Instruction: Copy the records below word for word, from the first line through the line with "slice-label: 20% Compétences", both included.

..............................

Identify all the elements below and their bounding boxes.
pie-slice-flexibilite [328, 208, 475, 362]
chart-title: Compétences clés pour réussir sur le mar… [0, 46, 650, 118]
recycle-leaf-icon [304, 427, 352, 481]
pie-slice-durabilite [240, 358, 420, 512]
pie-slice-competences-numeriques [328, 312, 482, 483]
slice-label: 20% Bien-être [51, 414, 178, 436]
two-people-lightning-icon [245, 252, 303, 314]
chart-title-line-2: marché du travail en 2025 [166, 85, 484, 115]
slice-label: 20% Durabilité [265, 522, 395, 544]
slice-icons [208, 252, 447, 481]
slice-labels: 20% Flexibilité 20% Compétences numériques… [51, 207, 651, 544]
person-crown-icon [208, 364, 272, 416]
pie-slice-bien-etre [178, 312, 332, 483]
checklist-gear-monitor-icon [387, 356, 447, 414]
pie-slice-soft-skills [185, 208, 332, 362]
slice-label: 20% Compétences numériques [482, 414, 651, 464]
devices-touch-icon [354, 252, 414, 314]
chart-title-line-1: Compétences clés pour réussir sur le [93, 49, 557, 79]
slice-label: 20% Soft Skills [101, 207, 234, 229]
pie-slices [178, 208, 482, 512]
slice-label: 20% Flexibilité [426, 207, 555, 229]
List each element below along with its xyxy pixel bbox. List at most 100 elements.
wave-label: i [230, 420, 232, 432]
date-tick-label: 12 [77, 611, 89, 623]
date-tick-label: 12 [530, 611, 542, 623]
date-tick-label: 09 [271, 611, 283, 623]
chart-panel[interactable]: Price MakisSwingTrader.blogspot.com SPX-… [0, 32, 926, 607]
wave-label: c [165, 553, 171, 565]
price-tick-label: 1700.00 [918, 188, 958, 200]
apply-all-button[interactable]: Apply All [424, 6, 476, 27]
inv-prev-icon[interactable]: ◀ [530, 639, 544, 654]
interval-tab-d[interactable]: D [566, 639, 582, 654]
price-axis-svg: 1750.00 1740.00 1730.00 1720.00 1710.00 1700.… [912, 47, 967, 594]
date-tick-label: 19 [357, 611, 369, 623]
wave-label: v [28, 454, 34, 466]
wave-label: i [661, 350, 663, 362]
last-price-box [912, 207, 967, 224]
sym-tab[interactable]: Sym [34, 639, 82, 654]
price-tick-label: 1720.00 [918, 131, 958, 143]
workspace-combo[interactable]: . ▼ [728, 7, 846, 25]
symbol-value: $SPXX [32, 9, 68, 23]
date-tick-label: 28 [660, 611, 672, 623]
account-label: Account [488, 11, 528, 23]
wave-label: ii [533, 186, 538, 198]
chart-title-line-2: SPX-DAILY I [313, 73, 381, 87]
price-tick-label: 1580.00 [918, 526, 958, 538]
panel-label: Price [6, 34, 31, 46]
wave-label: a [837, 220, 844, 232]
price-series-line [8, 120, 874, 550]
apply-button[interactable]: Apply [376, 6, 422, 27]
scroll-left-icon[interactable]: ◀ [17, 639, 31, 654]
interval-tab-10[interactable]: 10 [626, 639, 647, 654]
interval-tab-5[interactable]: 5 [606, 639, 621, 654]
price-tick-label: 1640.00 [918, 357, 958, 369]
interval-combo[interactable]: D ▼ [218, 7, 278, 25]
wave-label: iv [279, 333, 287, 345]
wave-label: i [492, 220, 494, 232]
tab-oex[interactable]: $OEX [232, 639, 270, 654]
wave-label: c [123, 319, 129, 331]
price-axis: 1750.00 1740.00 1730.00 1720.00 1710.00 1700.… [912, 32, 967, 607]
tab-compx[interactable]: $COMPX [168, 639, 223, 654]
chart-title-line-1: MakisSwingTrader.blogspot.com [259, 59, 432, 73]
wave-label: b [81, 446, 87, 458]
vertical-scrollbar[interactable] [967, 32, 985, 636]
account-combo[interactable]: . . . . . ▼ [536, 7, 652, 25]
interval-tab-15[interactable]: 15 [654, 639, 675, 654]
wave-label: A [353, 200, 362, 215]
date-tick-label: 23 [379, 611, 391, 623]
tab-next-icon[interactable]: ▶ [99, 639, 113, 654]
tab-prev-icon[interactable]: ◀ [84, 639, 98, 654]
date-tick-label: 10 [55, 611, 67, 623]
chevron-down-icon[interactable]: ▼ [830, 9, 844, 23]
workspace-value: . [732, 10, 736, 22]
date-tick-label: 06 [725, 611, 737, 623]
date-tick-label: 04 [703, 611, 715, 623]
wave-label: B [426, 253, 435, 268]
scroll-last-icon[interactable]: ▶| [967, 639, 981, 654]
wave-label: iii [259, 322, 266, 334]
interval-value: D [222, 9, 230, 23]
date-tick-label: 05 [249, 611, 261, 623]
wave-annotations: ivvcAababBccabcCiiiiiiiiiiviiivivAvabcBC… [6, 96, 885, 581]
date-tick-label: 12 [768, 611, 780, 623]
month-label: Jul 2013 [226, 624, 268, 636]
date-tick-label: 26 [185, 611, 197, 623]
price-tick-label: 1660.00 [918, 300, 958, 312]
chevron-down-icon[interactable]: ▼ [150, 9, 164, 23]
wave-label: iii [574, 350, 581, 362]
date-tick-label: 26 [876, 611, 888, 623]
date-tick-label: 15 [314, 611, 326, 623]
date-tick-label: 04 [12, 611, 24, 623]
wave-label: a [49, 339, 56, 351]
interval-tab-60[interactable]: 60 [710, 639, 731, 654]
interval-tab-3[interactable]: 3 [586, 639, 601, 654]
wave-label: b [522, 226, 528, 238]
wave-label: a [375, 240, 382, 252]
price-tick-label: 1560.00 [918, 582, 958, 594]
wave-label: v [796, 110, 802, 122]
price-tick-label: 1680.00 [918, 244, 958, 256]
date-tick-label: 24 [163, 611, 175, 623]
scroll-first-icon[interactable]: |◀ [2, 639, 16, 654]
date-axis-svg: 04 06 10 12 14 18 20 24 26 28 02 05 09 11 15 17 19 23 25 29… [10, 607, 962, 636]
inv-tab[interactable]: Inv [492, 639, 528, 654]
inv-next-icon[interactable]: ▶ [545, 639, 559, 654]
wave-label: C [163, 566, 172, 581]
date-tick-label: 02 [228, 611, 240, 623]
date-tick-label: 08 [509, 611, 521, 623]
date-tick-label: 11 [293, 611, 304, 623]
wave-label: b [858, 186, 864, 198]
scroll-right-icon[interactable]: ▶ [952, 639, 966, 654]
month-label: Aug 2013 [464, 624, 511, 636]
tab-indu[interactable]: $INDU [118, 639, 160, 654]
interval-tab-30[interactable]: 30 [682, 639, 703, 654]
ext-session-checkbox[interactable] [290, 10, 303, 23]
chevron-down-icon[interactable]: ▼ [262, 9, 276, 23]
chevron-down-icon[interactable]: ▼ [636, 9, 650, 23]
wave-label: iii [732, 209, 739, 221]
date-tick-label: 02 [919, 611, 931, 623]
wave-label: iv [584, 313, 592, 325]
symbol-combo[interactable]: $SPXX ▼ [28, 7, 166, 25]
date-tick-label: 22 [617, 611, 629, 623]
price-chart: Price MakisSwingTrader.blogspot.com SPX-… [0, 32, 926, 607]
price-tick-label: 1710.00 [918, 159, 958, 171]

..............................

Written response:
Identify all the elements below and their bounding boxes.
pie-slice-flexibilite [328, 208, 475, 362]
chart-title: Compétences clés pour réussir sur le mar… [0, 46, 650, 118]
recycle-leaf-icon [304, 427, 352, 481]
pie-slice-durabilite [240, 358, 420, 512]
pie-slice-competences-numeriques [328, 312, 482, 483]
slice-label: 20% Bien-être [51, 414, 178, 436]
two-people-lightning-icon [245, 252, 303, 314]
chart-title-line-2: marché du travail en 2025 [166, 85, 484, 115]
slice-label: 20% Durabilité [265, 522, 395, 544]
slice-icons [208, 252, 447, 481]
slice-labels: 20% Flexibilité 20% Compétences numériques… [51, 207, 651, 544]
person-crown-icon [208, 364, 272, 416]
pie-slice-bien-etre [178, 312, 332, 483]
checklist-gear-monitor-icon [387, 356, 447, 414]
pie-slice-soft-skills [185, 208, 332, 362]
slice-label: 20% Compétences numériques [482, 414, 651, 464]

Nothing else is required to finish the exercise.